- _REQUIREMENTS_
Copy out all of the material exactly.

-- BEGIN DATA LISTING --

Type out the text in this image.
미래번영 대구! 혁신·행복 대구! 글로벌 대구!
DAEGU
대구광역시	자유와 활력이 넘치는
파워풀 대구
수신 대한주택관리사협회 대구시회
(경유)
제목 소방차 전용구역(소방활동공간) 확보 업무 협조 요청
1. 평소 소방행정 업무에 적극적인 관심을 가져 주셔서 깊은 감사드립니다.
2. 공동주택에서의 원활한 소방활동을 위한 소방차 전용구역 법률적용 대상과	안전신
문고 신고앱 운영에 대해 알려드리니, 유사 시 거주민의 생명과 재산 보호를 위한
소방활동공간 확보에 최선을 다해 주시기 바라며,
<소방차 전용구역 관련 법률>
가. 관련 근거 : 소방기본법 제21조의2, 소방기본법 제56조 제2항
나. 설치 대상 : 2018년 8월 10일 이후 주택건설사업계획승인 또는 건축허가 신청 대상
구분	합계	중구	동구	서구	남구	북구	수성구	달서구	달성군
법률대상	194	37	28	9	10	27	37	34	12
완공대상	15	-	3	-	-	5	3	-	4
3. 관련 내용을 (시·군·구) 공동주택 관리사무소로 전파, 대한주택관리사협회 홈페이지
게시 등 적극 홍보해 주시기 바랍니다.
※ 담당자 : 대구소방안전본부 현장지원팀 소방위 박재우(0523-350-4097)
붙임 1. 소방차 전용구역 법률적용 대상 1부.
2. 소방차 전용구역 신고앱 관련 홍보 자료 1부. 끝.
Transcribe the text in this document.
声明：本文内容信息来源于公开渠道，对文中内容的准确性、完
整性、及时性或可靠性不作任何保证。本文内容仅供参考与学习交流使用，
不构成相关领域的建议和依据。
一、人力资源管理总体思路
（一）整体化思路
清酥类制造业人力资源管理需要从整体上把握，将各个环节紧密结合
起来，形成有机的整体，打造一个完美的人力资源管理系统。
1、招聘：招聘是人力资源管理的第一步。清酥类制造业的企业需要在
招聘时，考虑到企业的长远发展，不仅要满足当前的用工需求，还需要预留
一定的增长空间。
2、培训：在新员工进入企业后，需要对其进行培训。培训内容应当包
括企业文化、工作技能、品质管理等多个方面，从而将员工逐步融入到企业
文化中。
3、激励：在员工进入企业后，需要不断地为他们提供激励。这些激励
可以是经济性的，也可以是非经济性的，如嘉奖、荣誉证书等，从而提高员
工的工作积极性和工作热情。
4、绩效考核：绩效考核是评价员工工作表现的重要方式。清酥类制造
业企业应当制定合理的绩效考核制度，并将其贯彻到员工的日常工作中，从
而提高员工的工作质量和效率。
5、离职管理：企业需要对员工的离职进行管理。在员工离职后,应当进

-- END DATA LISTING --

- _TASK RESPONSE_
Type out the text in this image.
미래번영 대구! 혁신·행복 대구! 글로벌 대구!
DAEGU
대구광역시	자유와 활력이 넘치는
파워풀 대구
수신 대한주택관리사협회 대구시회
(경유)
제목 소방차 전용구역(소방활동공간) 확보 업무 협조 요청
1. 평소 소방행정 업무에 적극적인 관심을 가져 주셔서 깊은 감사드립니다.
2. 공동주택에서의 원활한 소방활동을 위한 소방차 전용구역 법률적용 대상과	안전신
문고 신고앱 운영에 대해 알려드리니, 유사 시 거주민의 생명과 재산 보호를 위한
소방활동공간 확보에 최선을 다해 주시기 바라며,
<소방차 전용구역 관련 법률>
가. 관련 근거 : 소방기본법 제21조의2, 소방기본법 제56조 제2항
나. 설치 대상 : 2018년 8월 10일 이후 주택건설사업계획승인 또는 건축허가 신청 대상
구분	합계	중구	동구	서구	남구	북구	수성구	달서구	달성군
법률대상	194	37	28	9	10	27	37	34	12
완공대상	15	-	3	-	-	5	3	-	4
3. 관련 내용을 (시·군·구) 공동주택 관리사무소로 전파, 대한주택관리사협회 홈페이지
게시 등 적극 홍보해 주시기 바랍니다.
※ 담당자 : 대구소방안전본부 현장지원팀 소방위 박재우(0523-350-4097)
붙임 1. 소방차 전용구역 법률적용 대상 1부.
2. 소방차 전용구역 신고앱 관련 홍보 자료 1부. 끝.
Transcribe the text in this document.
声明：本文内容信息来源于公开渠道，对文中内容的准确性、完
整性、及时性或可靠性不作任何保证。本文内容仅供参考与学习交流使用，
不构成相关领域的建议和依据。
一、人力资源管理总体思路
（一）整体化思路
清酥类制造业人力资源管理需要从整体上把握，将各个环节紧密结合
起来，形成有机的整体，打造一个完美的人力资源管理系统。
1、招聘：招聘是人力资源管理的第一步。清酥类制造业的企业需要在
招聘时，考虑到企业的长远发展，不仅要满足当前的用工需求，还需要预留
一定的增长空间。
2、培训：在新员工进入企业后，需要对其进行培训。培训内容应当包
括企业文化、工作技能、品质管理等多个方面，从而将员工逐步融入到企业
文化中。
3、激励：在员工进入企业后，需要不断地为他们提供激励。这些激励
可以是经济性的，也可以是非经济性的，如嘉奖、荣誉证书等，从而提高员
工的工作积极性和工作热情。
4、绩效考核：绩效考核是评价员工工作表现的重要方式。清酥类制造
业企业应当制定合理的绩效考核制度，并将其贯彻到员工的日常工作中，从
而提高员工的工作质量和效率。
5、离职管理：企业需要对员工的离职进行管理。在员工离职后,应当进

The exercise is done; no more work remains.